# Instructions to follow
Using the listing below, please gather every line containing the word "grandi".
BEGIN Records for the task
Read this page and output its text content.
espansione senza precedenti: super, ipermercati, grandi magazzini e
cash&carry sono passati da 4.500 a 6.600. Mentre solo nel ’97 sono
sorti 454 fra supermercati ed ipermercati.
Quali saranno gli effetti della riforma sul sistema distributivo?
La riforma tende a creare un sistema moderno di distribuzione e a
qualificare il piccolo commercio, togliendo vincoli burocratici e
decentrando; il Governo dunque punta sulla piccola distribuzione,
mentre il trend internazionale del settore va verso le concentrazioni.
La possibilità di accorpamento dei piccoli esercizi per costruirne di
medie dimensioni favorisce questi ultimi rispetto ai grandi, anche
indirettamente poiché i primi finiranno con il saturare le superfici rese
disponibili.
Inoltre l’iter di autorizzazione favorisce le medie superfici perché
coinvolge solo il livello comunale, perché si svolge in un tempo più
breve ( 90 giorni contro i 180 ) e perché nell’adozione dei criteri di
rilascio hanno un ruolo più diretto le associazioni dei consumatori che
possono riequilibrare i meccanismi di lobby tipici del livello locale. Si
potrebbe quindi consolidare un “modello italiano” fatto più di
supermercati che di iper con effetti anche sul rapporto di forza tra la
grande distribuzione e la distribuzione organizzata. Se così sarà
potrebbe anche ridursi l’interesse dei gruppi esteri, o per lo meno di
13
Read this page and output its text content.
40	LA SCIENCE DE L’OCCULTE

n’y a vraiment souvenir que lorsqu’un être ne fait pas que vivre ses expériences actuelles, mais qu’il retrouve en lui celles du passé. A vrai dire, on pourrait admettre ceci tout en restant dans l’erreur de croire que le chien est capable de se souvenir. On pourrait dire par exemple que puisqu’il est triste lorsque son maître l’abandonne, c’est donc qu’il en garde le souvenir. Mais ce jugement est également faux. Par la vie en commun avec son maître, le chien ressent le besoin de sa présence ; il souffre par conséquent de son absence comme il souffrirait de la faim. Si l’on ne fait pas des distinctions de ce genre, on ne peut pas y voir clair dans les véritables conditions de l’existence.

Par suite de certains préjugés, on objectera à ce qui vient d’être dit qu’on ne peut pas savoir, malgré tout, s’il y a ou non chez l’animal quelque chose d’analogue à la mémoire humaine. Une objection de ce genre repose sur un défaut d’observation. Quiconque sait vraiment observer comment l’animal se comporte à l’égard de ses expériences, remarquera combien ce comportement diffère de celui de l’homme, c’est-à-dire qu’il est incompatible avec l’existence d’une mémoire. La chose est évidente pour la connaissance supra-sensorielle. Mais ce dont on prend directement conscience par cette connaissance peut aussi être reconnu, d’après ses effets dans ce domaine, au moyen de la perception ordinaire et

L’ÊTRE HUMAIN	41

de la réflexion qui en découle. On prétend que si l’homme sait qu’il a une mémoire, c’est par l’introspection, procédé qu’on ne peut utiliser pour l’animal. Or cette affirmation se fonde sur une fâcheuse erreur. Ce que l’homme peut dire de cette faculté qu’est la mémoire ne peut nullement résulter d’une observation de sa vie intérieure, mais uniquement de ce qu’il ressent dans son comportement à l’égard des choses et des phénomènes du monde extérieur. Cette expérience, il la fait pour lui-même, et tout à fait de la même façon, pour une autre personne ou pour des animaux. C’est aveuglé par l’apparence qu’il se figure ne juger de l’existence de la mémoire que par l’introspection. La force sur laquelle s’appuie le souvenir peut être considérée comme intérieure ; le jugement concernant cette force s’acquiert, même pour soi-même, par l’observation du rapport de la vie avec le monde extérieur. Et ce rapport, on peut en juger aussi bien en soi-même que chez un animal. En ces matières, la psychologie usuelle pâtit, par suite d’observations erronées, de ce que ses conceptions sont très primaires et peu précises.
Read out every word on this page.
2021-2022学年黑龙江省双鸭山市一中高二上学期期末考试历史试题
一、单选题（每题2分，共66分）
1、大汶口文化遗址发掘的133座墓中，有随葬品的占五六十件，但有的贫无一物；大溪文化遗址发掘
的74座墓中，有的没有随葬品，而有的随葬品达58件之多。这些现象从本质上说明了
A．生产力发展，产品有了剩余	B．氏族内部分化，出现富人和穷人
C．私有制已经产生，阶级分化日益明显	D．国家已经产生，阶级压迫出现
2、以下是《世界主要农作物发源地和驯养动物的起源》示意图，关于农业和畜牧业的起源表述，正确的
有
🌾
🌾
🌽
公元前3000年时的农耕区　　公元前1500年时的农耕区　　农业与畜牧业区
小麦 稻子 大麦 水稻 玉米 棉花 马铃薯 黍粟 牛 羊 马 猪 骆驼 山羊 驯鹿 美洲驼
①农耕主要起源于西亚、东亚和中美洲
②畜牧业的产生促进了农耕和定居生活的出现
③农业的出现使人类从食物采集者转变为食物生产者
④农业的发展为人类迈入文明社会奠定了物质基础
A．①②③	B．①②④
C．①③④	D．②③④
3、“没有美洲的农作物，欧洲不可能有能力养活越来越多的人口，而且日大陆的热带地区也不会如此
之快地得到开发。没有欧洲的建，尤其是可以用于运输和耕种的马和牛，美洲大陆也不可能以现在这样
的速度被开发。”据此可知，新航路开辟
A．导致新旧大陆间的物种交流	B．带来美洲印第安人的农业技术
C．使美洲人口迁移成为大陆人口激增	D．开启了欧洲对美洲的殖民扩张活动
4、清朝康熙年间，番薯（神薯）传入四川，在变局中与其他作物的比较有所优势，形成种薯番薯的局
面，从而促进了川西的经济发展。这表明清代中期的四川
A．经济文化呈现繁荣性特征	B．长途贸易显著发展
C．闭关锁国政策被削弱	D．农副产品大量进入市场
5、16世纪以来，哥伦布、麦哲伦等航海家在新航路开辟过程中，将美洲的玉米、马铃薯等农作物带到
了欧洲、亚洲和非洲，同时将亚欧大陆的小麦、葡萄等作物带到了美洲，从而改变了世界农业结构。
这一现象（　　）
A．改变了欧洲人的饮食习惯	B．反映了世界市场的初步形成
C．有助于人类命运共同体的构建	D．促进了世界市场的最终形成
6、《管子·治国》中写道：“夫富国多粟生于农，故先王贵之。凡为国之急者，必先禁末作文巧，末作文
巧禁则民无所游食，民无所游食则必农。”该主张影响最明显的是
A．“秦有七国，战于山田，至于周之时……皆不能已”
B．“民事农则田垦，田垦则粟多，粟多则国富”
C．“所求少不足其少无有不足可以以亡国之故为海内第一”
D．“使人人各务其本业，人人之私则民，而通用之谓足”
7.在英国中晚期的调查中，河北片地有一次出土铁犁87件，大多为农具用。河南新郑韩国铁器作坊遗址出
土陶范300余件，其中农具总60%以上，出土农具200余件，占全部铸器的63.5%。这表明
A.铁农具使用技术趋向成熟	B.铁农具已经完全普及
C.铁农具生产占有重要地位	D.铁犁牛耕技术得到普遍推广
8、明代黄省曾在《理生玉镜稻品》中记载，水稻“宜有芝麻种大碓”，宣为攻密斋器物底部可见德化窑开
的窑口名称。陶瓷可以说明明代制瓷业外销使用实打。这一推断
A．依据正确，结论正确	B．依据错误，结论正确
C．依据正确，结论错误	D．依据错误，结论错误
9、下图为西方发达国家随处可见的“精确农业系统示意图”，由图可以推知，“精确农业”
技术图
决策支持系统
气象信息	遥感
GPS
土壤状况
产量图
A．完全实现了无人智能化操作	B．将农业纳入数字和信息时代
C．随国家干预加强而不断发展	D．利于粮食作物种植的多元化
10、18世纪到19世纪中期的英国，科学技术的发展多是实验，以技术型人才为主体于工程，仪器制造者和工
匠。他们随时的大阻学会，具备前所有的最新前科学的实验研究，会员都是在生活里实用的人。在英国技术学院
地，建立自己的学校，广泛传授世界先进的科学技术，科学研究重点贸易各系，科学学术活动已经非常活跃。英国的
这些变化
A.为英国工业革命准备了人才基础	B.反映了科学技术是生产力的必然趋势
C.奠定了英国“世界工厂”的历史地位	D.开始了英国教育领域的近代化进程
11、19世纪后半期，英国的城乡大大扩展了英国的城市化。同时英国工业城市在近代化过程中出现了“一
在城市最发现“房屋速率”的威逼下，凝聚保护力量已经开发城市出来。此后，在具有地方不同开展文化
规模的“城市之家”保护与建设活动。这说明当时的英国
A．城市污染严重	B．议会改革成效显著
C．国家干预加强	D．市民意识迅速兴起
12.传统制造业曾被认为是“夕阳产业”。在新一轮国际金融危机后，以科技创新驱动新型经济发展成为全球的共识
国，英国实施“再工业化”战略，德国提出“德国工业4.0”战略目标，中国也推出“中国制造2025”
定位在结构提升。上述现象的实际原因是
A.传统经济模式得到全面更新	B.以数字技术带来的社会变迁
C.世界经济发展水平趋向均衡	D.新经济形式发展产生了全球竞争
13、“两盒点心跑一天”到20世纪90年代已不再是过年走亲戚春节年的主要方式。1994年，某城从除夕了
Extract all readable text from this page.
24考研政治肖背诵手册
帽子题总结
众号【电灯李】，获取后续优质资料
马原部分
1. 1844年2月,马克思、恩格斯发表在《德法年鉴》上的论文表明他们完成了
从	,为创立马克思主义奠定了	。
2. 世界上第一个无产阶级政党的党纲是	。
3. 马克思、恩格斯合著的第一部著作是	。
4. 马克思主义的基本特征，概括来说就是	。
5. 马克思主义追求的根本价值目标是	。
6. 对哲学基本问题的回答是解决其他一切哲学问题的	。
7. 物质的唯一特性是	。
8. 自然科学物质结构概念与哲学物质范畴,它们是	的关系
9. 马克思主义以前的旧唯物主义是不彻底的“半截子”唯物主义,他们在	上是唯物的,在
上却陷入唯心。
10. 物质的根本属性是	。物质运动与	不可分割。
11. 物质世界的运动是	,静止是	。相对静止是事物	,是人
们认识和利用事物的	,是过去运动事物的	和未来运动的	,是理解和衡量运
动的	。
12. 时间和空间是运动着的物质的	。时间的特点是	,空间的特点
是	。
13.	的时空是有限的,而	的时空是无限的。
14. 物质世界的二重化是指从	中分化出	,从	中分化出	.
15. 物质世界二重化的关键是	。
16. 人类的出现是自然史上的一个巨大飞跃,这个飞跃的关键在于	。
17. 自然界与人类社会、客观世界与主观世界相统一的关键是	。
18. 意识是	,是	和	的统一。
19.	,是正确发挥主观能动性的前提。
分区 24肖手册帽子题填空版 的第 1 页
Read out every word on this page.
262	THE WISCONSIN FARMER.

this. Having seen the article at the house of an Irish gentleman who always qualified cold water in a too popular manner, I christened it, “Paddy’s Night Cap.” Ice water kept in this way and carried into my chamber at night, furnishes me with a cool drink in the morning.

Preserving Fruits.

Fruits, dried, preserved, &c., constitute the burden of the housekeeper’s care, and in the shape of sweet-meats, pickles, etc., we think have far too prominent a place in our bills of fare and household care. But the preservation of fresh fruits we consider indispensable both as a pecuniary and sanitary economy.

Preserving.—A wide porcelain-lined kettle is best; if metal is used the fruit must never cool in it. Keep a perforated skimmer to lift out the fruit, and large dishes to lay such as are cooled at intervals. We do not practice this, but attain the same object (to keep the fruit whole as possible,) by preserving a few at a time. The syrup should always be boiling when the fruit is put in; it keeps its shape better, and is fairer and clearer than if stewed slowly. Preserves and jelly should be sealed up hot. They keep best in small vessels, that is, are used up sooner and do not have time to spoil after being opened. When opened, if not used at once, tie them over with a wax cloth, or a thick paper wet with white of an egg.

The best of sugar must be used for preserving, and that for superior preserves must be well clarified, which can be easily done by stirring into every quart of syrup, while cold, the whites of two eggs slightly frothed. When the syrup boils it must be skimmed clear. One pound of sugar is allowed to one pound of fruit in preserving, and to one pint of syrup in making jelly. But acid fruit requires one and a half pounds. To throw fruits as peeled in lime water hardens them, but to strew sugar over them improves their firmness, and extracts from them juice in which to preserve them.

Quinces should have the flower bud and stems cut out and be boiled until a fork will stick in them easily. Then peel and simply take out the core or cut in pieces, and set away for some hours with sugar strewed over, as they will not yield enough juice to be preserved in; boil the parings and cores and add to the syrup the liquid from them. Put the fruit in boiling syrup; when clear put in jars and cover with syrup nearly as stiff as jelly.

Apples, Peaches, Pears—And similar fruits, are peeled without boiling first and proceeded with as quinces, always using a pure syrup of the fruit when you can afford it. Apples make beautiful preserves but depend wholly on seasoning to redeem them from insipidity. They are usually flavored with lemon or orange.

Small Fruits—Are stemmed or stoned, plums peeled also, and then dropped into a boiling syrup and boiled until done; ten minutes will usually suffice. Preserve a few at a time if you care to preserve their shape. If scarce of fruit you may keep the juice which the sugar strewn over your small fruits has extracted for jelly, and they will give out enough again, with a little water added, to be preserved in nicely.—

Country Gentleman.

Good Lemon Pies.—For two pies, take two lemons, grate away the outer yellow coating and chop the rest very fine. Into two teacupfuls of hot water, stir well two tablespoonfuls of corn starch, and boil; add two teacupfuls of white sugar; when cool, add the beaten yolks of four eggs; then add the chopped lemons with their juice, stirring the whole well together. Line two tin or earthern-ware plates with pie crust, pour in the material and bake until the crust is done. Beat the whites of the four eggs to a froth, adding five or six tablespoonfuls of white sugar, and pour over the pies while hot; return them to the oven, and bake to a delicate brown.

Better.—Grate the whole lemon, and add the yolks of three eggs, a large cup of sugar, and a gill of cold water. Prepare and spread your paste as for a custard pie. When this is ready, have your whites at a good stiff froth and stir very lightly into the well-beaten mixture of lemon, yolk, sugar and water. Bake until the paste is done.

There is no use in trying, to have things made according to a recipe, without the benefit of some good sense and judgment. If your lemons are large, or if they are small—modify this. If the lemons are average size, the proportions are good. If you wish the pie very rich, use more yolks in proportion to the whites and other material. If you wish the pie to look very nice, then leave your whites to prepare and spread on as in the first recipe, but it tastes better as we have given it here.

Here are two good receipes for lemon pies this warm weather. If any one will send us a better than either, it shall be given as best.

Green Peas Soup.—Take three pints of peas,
END Records for the task
# Expected output
espansione senza precedenti: super, ipermercati, grandi magazzini e
medie dimensioni favorisce questi ultimi rispetto ai grandi, anche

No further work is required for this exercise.